Dataset items
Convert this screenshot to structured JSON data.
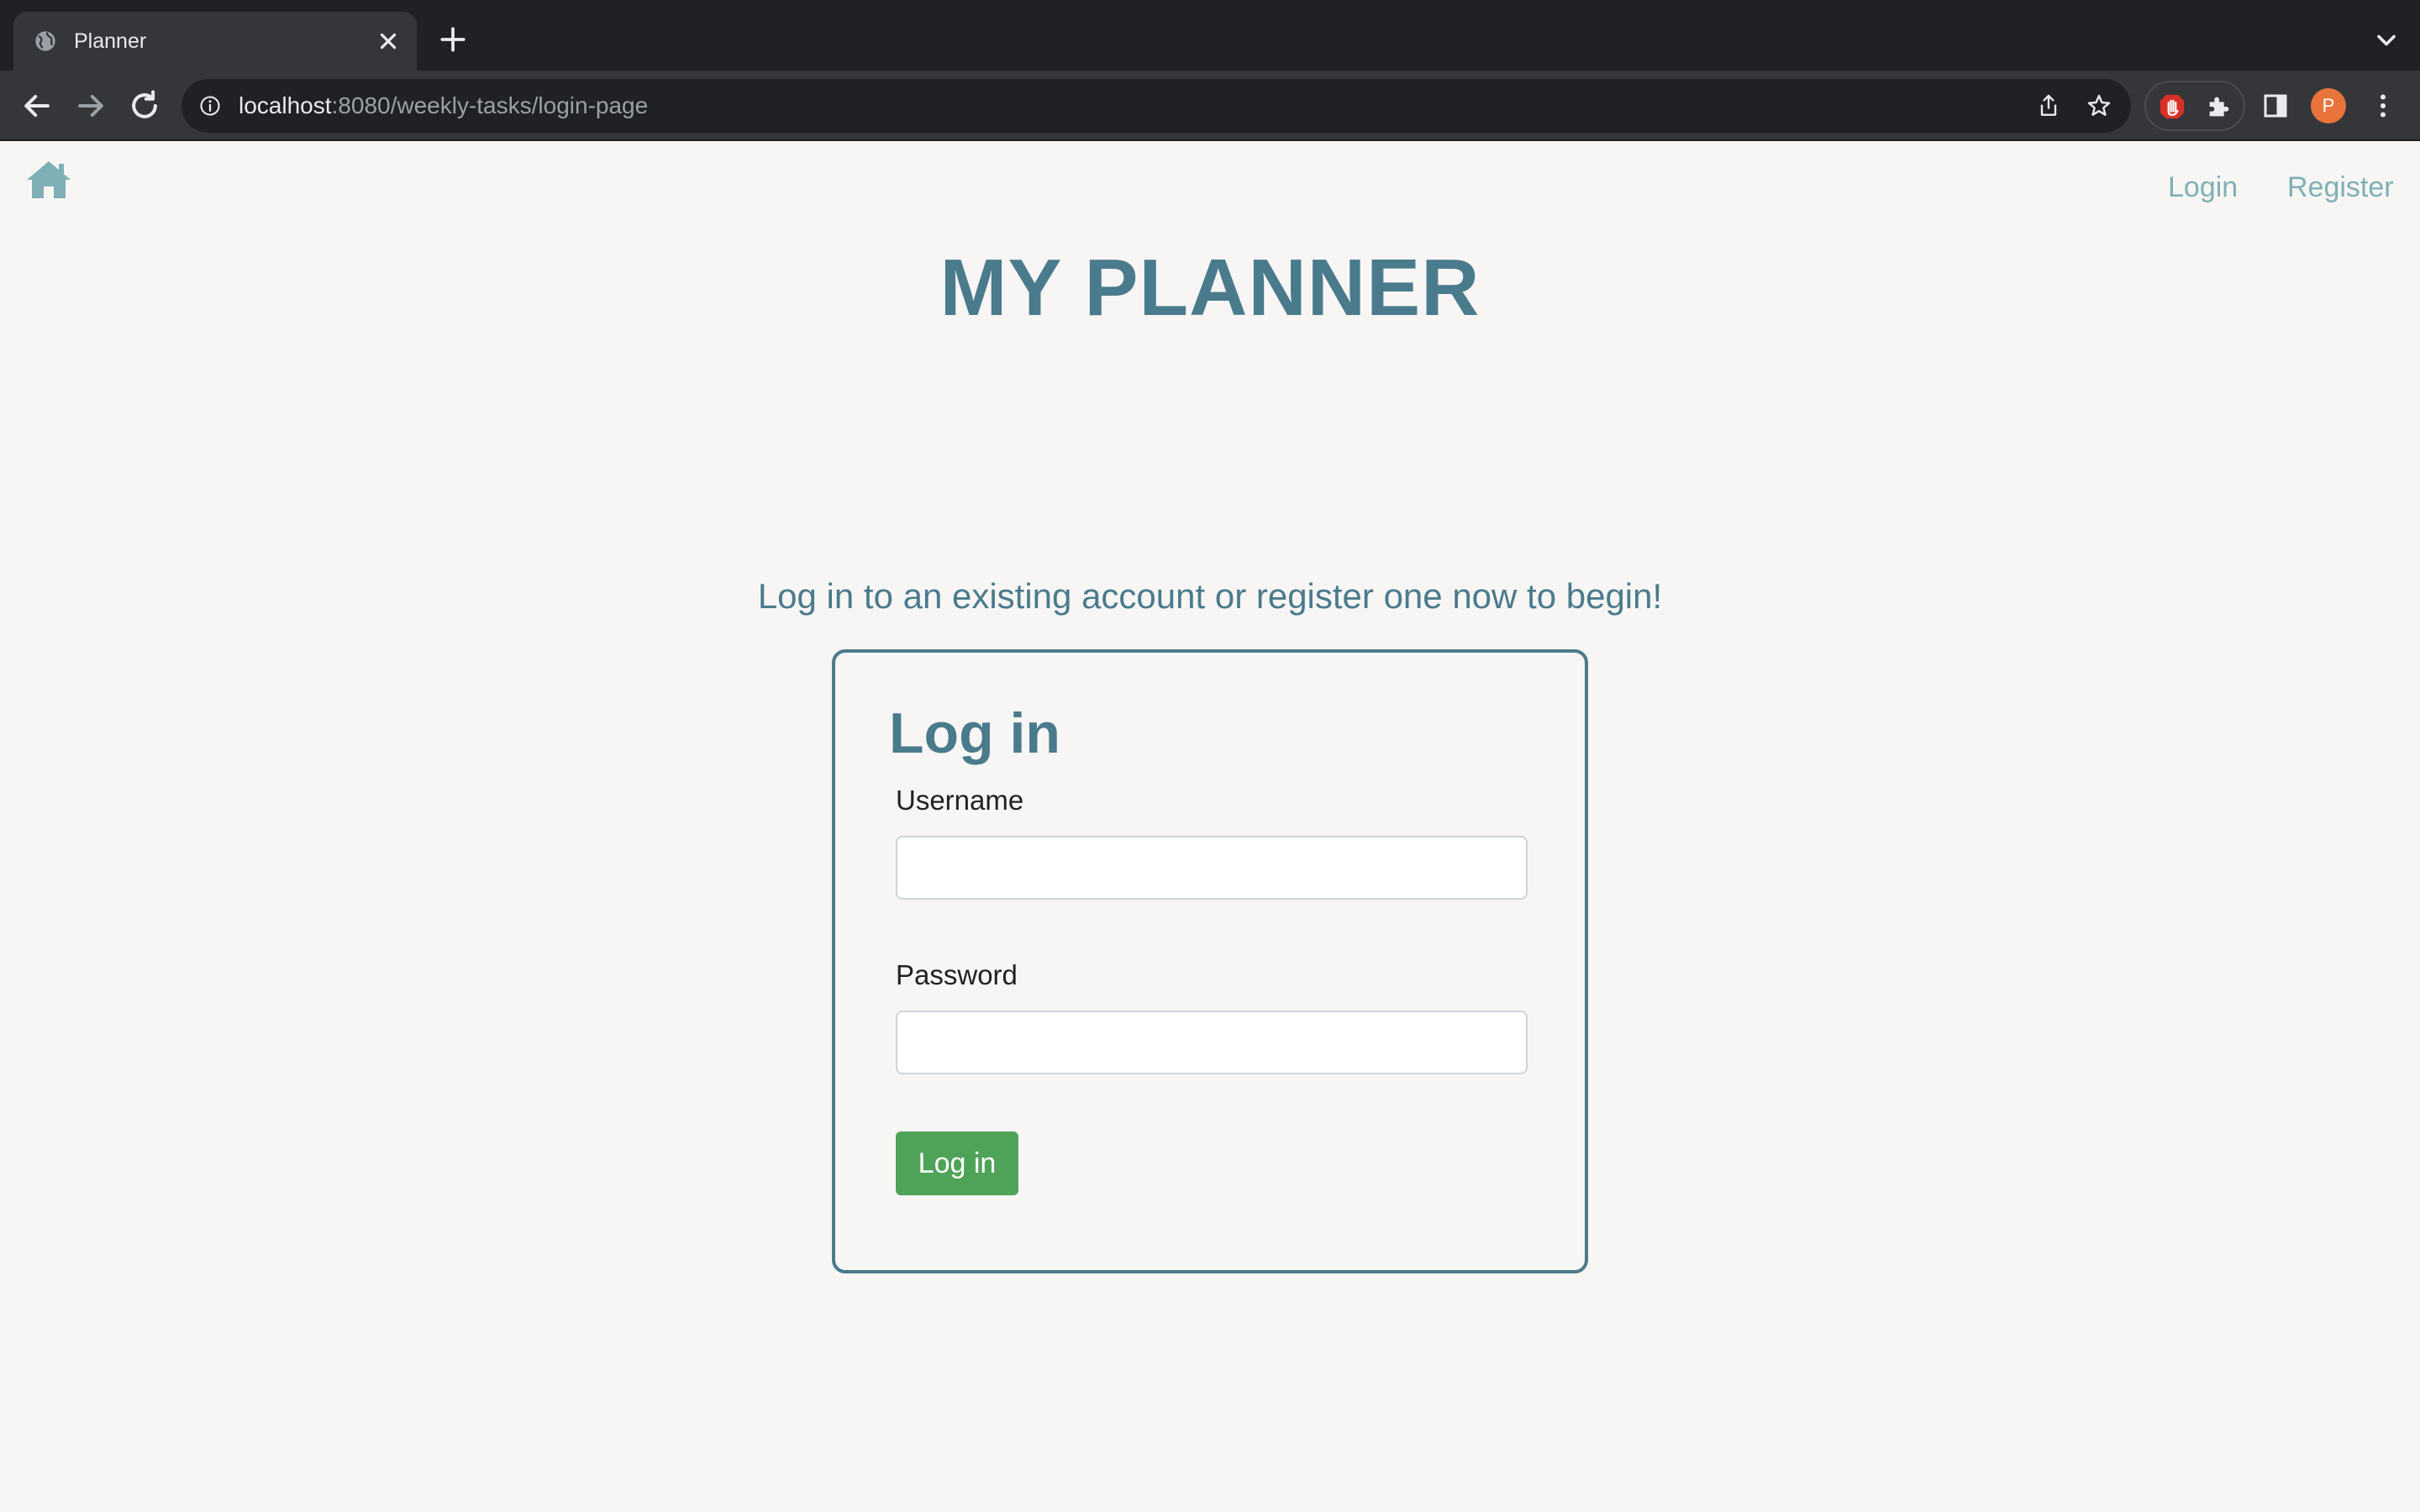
{
  "browser": {
    "tab_title": "Planner",
    "url_host": "localhost",
    "url_path": ":8080/weekly-tasks/login-page",
    "profile_initial": "P"
  },
  "nav": {
    "login_label": "Login",
    "register_label": "Register"
  },
  "page": {
    "title": "MY PLANNER",
    "intro": "Log in to an existing account or register one now to begin!"
  },
  "login_form": {
    "heading": "Log in",
    "username_label": "Username",
    "username_value": "",
    "password_label": "Password",
    "password_value": "",
    "submit_label": "Log in"
  },
  "colors": {
    "accent": "#4a7b8c",
    "nav_link": "#7fb0b5",
    "submit_button": "#4fa359",
    "background": "#f7f6f5"
  }
}
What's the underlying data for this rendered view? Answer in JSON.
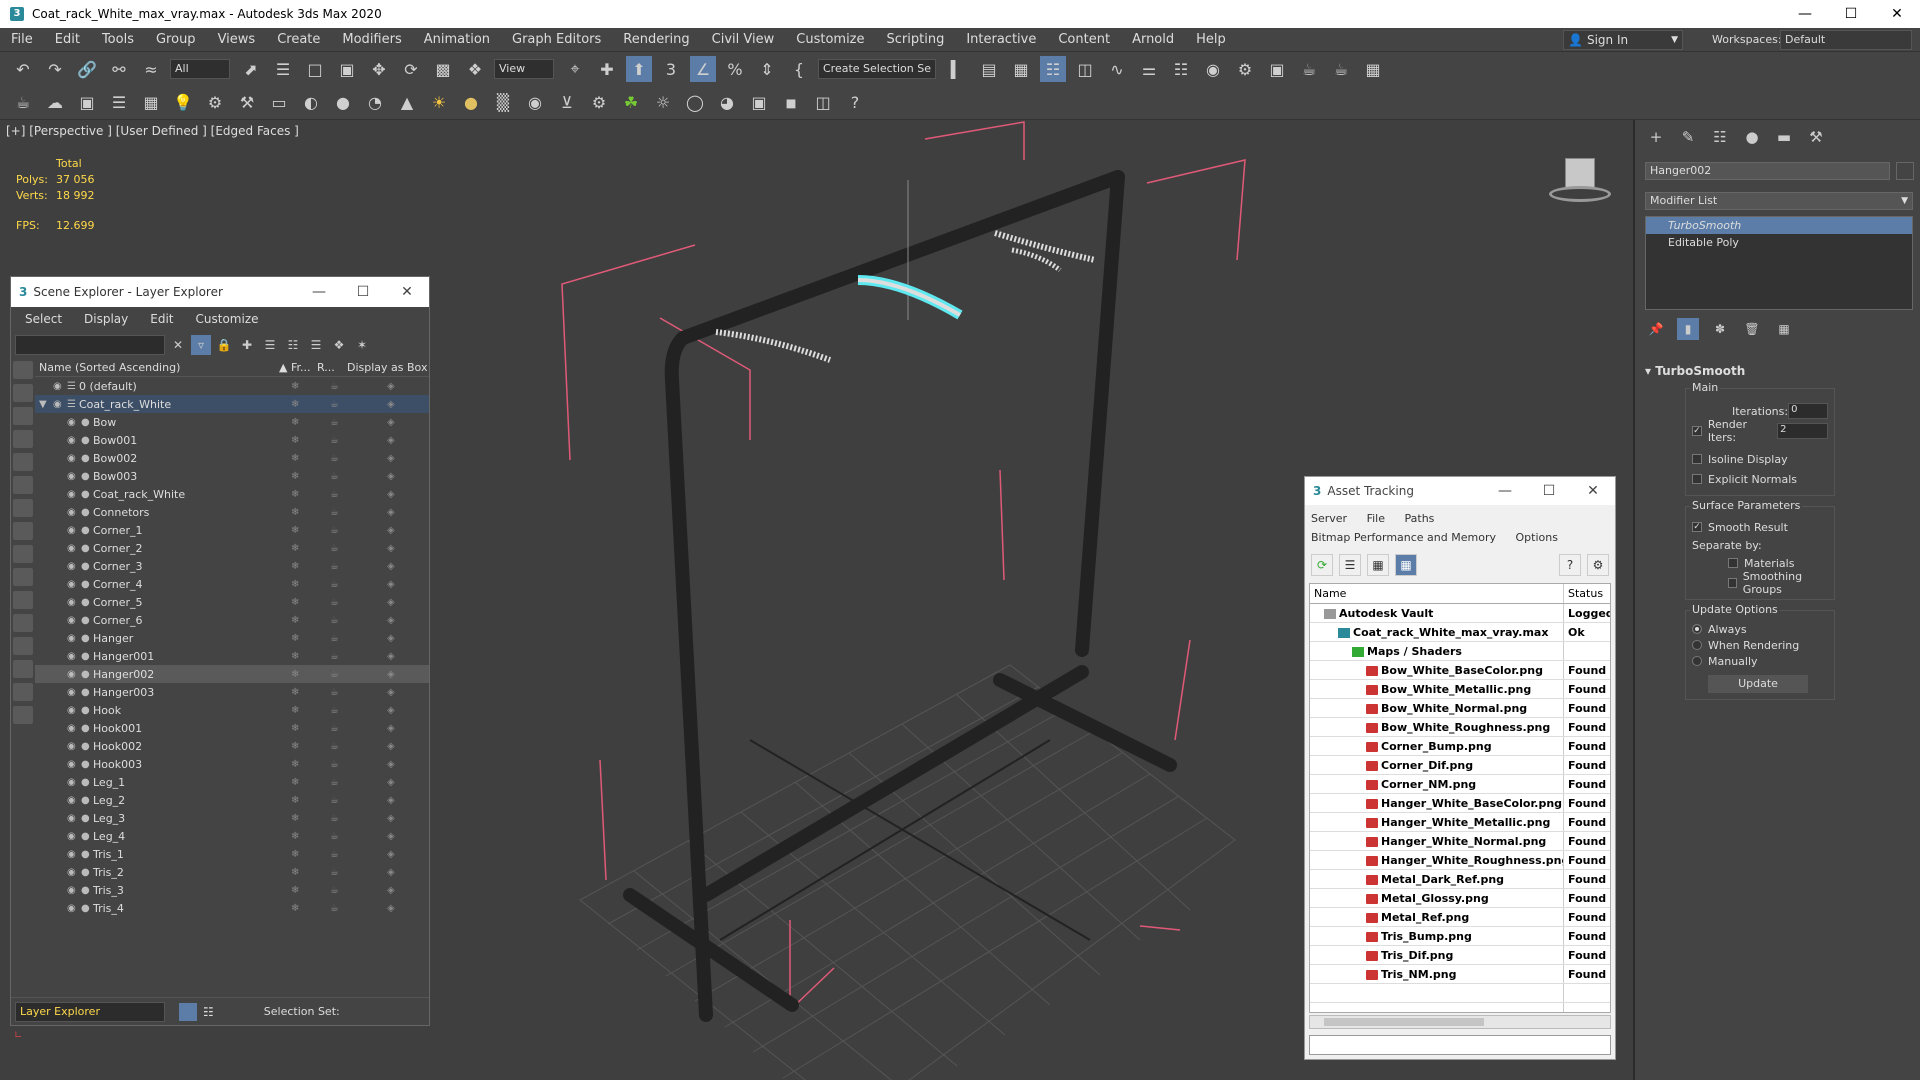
{
  "window": {
    "title": "Coat_rack_White_max_vray.max - Autodesk 3ds Max 2020"
  },
  "menubar": {
    "items": [
      "File",
      "Edit",
      "Tools",
      "Group",
      "Views",
      "Create",
      "Modifiers",
      "Animation",
      "Graph Editors",
      "Rendering",
      "Civil View",
      "Customize",
      "Scripting",
      "Interactive",
      "Content",
      "Arnold",
      "Help"
    ],
    "sign_in": "Sign In",
    "workspaces_label": "Workspaces:",
    "workspaces_value": "Default"
  },
  "toolbar": {
    "filter_value": "All",
    "view_value": "View",
    "selection_set": "Create Selection Se"
  },
  "viewport": {
    "label": "[+] [Perspective ] [User Defined ] [Edged Faces ]",
    "stats_header": "Total",
    "polys_label": "Polys:",
    "polys_value": "37 056",
    "verts_label": "Verts:",
    "verts_value": "18 992",
    "fps_label": "FPS:",
    "fps_value": "12.699"
  },
  "scene_explorer": {
    "title": "Scene Explorer - Layer Explorer",
    "menu": [
      "Select",
      "Display",
      "Edit",
      "Customize"
    ],
    "columns": {
      "name": "Name (Sorted Ascending)",
      "frozen": "▲ Fr...",
      "render": "R...",
      "display_box": "Display as Box"
    },
    "rows": [
      {
        "name": "0 (default)",
        "indent": 1,
        "state": ""
      },
      {
        "name": "Coat_rack_White",
        "indent": 1,
        "state": "parent"
      },
      {
        "name": "Bow",
        "indent": 2,
        "state": ""
      },
      {
        "name": "Bow001",
        "indent": 2,
        "state": ""
      },
      {
        "name": "Bow002",
        "indent": 2,
        "state": ""
      },
      {
        "name": "Bow003",
        "indent": 2,
        "state": ""
      },
      {
        "name": "Coat_rack_White",
        "indent": 2,
        "state": ""
      },
      {
        "name": "Connetors",
        "indent": 2,
        "state": ""
      },
      {
        "name": "Corner_1",
        "indent": 2,
        "state": ""
      },
      {
        "name": "Corner_2",
        "indent": 2,
        "state": ""
      },
      {
        "name": "Corner_3",
        "indent": 2,
        "state": ""
      },
      {
        "name": "Corner_4",
        "indent": 2,
        "state": ""
      },
      {
        "name": "Corner_5",
        "indent": 2,
        "state": ""
      },
      {
        "name": "Corner_6",
        "indent": 2,
        "state": ""
      },
      {
        "name": "Hanger",
        "indent": 2,
        "state": ""
      },
      {
        "name": "Hanger001",
        "indent": 2,
        "state": ""
      },
      {
        "name": "Hanger002",
        "indent": 2,
        "state": "sel"
      },
      {
        "name": "Hanger003",
        "indent": 2,
        "state": ""
      },
      {
        "name": "Hook",
        "indent": 2,
        "state": ""
      },
      {
        "name": "Hook001",
        "indent": 2,
        "state": ""
      },
      {
        "name": "Hook002",
        "indent": 2,
        "state": ""
      },
      {
        "name": "Hook003",
        "indent": 2,
        "state": ""
      },
      {
        "name": "Leg_1",
        "indent": 2,
        "state": ""
      },
      {
        "name": "Leg_2",
        "indent": 2,
        "state": ""
      },
      {
        "name": "Leg_3",
        "indent": 2,
        "state": ""
      },
      {
        "name": "Leg_4",
        "indent": 2,
        "state": ""
      },
      {
        "name": "Tris_1",
        "indent": 2,
        "state": ""
      },
      {
        "name": "Tris_2",
        "indent": 2,
        "state": ""
      },
      {
        "name": "Tris_3",
        "indent": 2,
        "state": ""
      },
      {
        "name": "Tris_4",
        "indent": 2,
        "state": ""
      }
    ],
    "explorer_select": "Layer Explorer",
    "selection_set_label": "Selection Set:"
  },
  "command_panel": {
    "object_name": "Hanger002",
    "modifier_list": "Modifier List",
    "stack": [
      "TurboSmooth",
      "Editable Poly"
    ],
    "rollout_title": "TurboSmooth",
    "main_label": "Main",
    "iterations_label": "Iterations:",
    "iterations_value": "0",
    "render_iters_label": "Render Iters:",
    "render_iters_value": "2",
    "isoline_label": "Isoline Display",
    "explicit_normals_label": "Explicit Normals",
    "surface_params_label": "Surface Parameters",
    "smooth_result_label": "Smooth Result",
    "separate_by_label": "Separate by:",
    "materials_label": "Materials",
    "smoothing_groups_label": "Smoothing Groups",
    "update_options_label": "Update Options",
    "always_label": "Always",
    "when_rendering_label": "When Rendering",
    "manually_label": "Manually",
    "update_button": "Update"
  },
  "asset_tracking": {
    "title": "Asset Tracking",
    "menu_row1": [
      "Server",
      "File",
      "Paths"
    ],
    "menu_row2": [
      "Bitmap Performance and Memory",
      "Options"
    ],
    "col_name": "Name",
    "col_status": "Status",
    "rows": [
      {
        "name": "Autodesk Vault",
        "status": "Logged",
        "icon": "vault",
        "indent": 1
      },
      {
        "name": "Coat_rack_White_max_vray.max",
        "status": "Ok",
        "icon": "file",
        "indent": 2
      },
      {
        "name": "Maps / Shaders",
        "status": "",
        "icon": "folder",
        "indent": 3
      },
      {
        "name": "Bow_White_BaseColor.png",
        "status": "Found",
        "icon": "png",
        "indent": 4
      },
      {
        "name": "Bow_White_Metallic.png",
        "status": "Found",
        "icon": "png",
        "indent": 4
      },
      {
        "name": "Bow_White_Normal.png",
        "status": "Found",
        "icon": "png",
        "indent": 4
      },
      {
        "name": "Bow_White_Roughness.png",
        "status": "Found",
        "icon": "png",
        "indent": 4
      },
      {
        "name": "Corner_Bump.png",
        "status": "Found",
        "icon": "png",
        "indent": 4
      },
      {
        "name": "Corner_Dif.png",
        "status": "Found",
        "icon": "png",
        "indent": 4
      },
      {
        "name": "Corner_NM.png",
        "status": "Found",
        "icon": "png",
        "indent": 4
      },
      {
        "name": "Hanger_White_BaseColor.png",
        "status": "Found",
        "icon": "png",
        "indent": 4
      },
      {
        "name": "Hanger_White_Metallic.png",
        "status": "Found",
        "icon": "png",
        "indent": 4
      },
      {
        "name": "Hanger_White_Normal.png",
        "status": "Found",
        "icon": "png",
        "indent": 4
      },
      {
        "name": "Hanger_White_Roughness.png",
        "status": "Found",
        "icon": "png",
        "indent": 4
      },
      {
        "name": "Metal_Dark_Ref.png",
        "status": "Found",
        "icon": "png",
        "indent": 4
      },
      {
        "name": "Metal_Glossy.png",
        "status": "Found",
        "icon": "png",
        "indent": 4
      },
      {
        "name": "Metal_Ref.png",
        "status": "Found",
        "icon": "png",
        "indent": 4
      },
      {
        "name": "Tris_Bump.png",
        "status": "Found",
        "icon": "png",
        "indent": 4
      },
      {
        "name": "Tris_Dif.png",
        "status": "Found",
        "icon": "png",
        "indent": 4
      },
      {
        "name": "Tris_NM.png",
        "status": "Found",
        "icon": "png",
        "indent": 4
      }
    ]
  },
  "colors": {
    "accent_selected": "#5b7da8",
    "stats_yellow": "#ffd94a",
    "bbox_pink": "#e05a78",
    "hanger_highlight": "#5ee8f0"
  }
}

◆ Work instructions
Copy every line that contains the string "Display".

◆ Task result
      "Display",
      "display_box": "Display as Box"
    "isoline_label": "Isoline Display",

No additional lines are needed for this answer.